» **Task brief**
Rewrite the rows below, replacing every instance of "folder-item" with "directory-item" and keeping everything else the same. Omit the pictures from your answer.

★ ★ ★

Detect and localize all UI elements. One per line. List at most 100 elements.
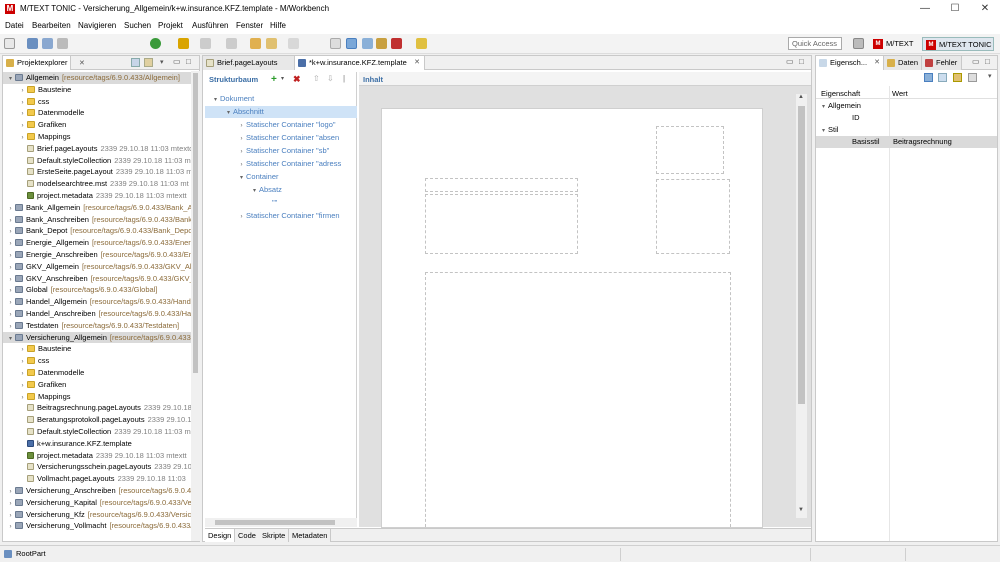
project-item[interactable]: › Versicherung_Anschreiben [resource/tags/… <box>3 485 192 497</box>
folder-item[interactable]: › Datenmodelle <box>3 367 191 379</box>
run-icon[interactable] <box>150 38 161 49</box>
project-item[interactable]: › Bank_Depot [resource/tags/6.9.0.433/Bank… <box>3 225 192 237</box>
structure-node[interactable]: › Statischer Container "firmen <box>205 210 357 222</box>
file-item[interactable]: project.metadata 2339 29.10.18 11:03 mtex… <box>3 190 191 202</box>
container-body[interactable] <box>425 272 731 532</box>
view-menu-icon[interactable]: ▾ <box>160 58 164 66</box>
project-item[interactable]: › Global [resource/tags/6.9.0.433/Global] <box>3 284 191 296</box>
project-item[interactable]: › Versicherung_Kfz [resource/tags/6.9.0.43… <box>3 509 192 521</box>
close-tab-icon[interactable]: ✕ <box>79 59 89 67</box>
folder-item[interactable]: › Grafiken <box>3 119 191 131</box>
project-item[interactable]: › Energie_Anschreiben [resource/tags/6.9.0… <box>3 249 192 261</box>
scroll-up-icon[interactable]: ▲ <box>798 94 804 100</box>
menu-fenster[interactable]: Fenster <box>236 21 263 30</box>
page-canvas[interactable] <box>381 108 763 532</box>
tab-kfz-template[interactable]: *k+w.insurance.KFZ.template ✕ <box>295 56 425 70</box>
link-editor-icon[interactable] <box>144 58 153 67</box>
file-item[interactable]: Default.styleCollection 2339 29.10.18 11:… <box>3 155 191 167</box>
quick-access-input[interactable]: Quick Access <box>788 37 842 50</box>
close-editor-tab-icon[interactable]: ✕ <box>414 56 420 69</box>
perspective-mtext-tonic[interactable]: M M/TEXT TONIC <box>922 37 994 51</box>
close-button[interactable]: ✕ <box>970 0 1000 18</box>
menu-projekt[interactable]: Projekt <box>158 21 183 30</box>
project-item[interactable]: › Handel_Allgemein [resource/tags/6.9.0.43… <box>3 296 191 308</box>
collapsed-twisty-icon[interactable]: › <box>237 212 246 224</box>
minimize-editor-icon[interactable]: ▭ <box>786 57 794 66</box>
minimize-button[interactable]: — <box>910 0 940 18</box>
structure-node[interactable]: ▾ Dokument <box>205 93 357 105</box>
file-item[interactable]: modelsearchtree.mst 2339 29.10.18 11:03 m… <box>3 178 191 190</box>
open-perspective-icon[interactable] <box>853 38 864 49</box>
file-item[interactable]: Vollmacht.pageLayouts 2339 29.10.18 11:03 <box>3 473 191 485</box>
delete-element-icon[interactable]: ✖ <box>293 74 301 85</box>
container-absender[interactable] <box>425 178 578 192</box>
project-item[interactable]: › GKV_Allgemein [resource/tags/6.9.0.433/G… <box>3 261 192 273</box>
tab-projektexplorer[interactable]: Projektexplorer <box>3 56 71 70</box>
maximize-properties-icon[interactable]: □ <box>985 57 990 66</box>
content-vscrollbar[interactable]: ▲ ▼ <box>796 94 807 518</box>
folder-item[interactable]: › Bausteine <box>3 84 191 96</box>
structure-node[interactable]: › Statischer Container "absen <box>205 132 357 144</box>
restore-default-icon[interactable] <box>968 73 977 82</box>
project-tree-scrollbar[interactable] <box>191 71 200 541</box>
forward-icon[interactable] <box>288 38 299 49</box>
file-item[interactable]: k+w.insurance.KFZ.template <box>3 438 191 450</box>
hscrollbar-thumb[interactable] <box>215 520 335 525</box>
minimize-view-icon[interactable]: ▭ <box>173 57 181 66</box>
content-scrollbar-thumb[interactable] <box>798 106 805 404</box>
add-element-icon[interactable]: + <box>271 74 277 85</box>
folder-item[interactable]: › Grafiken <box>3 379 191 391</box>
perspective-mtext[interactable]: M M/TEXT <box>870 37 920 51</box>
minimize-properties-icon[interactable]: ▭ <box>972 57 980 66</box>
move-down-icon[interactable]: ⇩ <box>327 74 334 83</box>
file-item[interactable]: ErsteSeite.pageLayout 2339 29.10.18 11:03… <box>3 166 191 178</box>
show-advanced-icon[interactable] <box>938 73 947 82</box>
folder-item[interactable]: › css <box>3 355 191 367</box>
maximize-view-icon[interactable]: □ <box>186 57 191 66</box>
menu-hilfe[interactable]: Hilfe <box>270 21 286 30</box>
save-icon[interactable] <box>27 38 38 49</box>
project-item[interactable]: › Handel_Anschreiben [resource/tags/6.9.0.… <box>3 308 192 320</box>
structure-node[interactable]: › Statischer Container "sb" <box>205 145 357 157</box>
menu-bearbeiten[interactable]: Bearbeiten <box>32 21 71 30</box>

★ ★ ★

» **Complete answer**
Detect and localize all UI elements. One per line. List at most 100 elements.
project-item[interactable]: › Versicherung_Anschreiben [resource/tags/… <box>3 485 192 497</box>
directory-item[interactable]: › Datenmodelle <box>3 367 191 379</box>
run-icon[interactable] <box>150 38 161 49</box>
project-item[interactable]: › Bank_Depot [resource/tags/6.9.0.433/Bank… <box>3 225 192 237</box>
structure-node[interactable]: › Statischer Container "firmen <box>205 210 357 222</box>
file-item[interactable]: project.metadata 2339 29.10.18 11:03 mtex… <box>3 190 191 202</box>
container-body[interactable] <box>425 272 731 532</box>
view-menu-icon[interactable]: ▾ <box>160 58 164 66</box>
project-item[interactable]: › Global [resource/tags/6.9.0.433/Global] <box>3 284 191 296</box>
project-item[interactable]: › Versicherung_Kfz [resource/tags/6.9.0.43… <box>3 509 192 521</box>
close-tab-icon[interactable]: ✕ <box>79 59 89 67</box>
directory-item[interactable]: › Grafiken <box>3 119 191 131</box>
project-item[interactable]: › Energie_Anschreiben [resource/tags/6.9.0… <box>3 249 192 261</box>
scroll-up-icon[interactable]: ▲ <box>798 94 804 100</box>
menu-fenster[interactable]: Fenster <box>236 21 263 30</box>
page-canvas[interactable] <box>381 108 763 532</box>
tab-kfz-template[interactable]: *k+w.insurance.KFZ.template ✕ <box>295 56 425 70</box>
link-editor-icon[interactable] <box>144 58 153 67</box>
file-item[interactable]: Default.styleCollection 2339 29.10.18 11:… <box>3 155 191 167</box>
quick-access-input[interactable]: Quick Access <box>788 37 842 50</box>
close-editor-tab-icon[interactable]: ✕ <box>414 56 420 69</box>
perspective-mtext-tonic[interactable]: M M/TEXT TONIC <box>922 37 994 51</box>
close-button[interactable]: ✕ <box>970 0 1000 18</box>
menu-projekt[interactable]: Projekt <box>158 21 183 30</box>
project-item[interactable]: › Handel_Allgemein [resource/tags/6.9.0.43… <box>3 296 191 308</box>
collapsed-twisty-icon[interactable]: › <box>237 212 246 224</box>
minimize-editor-icon[interactable]: ▭ <box>786 57 794 66</box>
minimize-button[interactable]: — <box>910 0 940 18</box>
structure-node[interactable]: ▾ Dokument <box>205 93 357 105</box>
file-item[interactable]: modelsearchtree.mst 2339 29.10.18 11:03 m… <box>3 178 191 190</box>
open-perspective-icon[interactable] <box>853 38 864 49</box>
file-item[interactable]: Vollmacht.pageLayouts 2339 29.10.18 11:03 <box>3 473 191 485</box>
delete-element-icon[interactable]: ✖ <box>293 74 301 85</box>
container-absender[interactable] <box>425 178 578 192</box>
project-item[interactable]: › GKV_Allgemein [resource/tags/6.9.0.433/G… <box>3 261 192 273</box>
tab-projektexplorer[interactable]: Projektexplorer <box>3 56 71 70</box>
maximize-properties-icon[interactable]: □ <box>985 57 990 66</box>
content-vscrollbar[interactable]: ▲ ▼ <box>796 94 807 518</box>
directory-item[interactable]: › Bausteine <box>3 84 191 96</box>
structure-node[interactable]: › Statischer Container "absen <box>205 132 357 144</box>
restore-default-icon[interactable] <box>968 73 977 82</box>
project-tree-scrollbar[interactable] <box>191 71 200 541</box>
forward-icon[interactable] <box>288 38 299 49</box>
file-item[interactable]: k+w.insurance.KFZ.template <box>3 438 191 450</box>
hscrollbar-thumb[interactable] <box>215 520 335 525</box>
minimize-view-icon[interactable]: ▭ <box>173 57 181 66</box>
content-scrollbar-thumb[interactable] <box>798 106 805 404</box>
add-element-icon[interactable]: + <box>271 74 277 85</box>
directory-item[interactable]: › Grafiken <box>3 379 191 391</box>
perspective-mtext[interactable]: M M/TEXT <box>870 37 920 51</box>
minimize-properties-icon[interactable]: ▭ <box>972 57 980 66</box>
move-down-icon[interactable]: ⇩ <box>327 74 334 83</box>
file-item[interactable]: ErsteSeite.pageLayout 2339 29.10.18 11:03… <box>3 166 191 178</box>
show-advanced-icon[interactable] <box>938 73 947 82</box>
directory-item[interactable]: › css <box>3 355 191 367</box>
maximize-view-icon[interactable]: □ <box>186 57 191 66</box>
menu-hilfe[interactable]: Hilfe <box>270 21 286 30</box>
save-icon[interactable] <box>27 38 38 49</box>
project-item[interactable]: › Handel_Anschreiben [resource/tags/6.9.0.… <box>3 308 192 320</box>
structure-node[interactable]: › Statischer Container "sb" <box>205 145 357 157</box>
menu-bearbeiten[interactable]: Bearbeiten <box>32 21 71 30</box>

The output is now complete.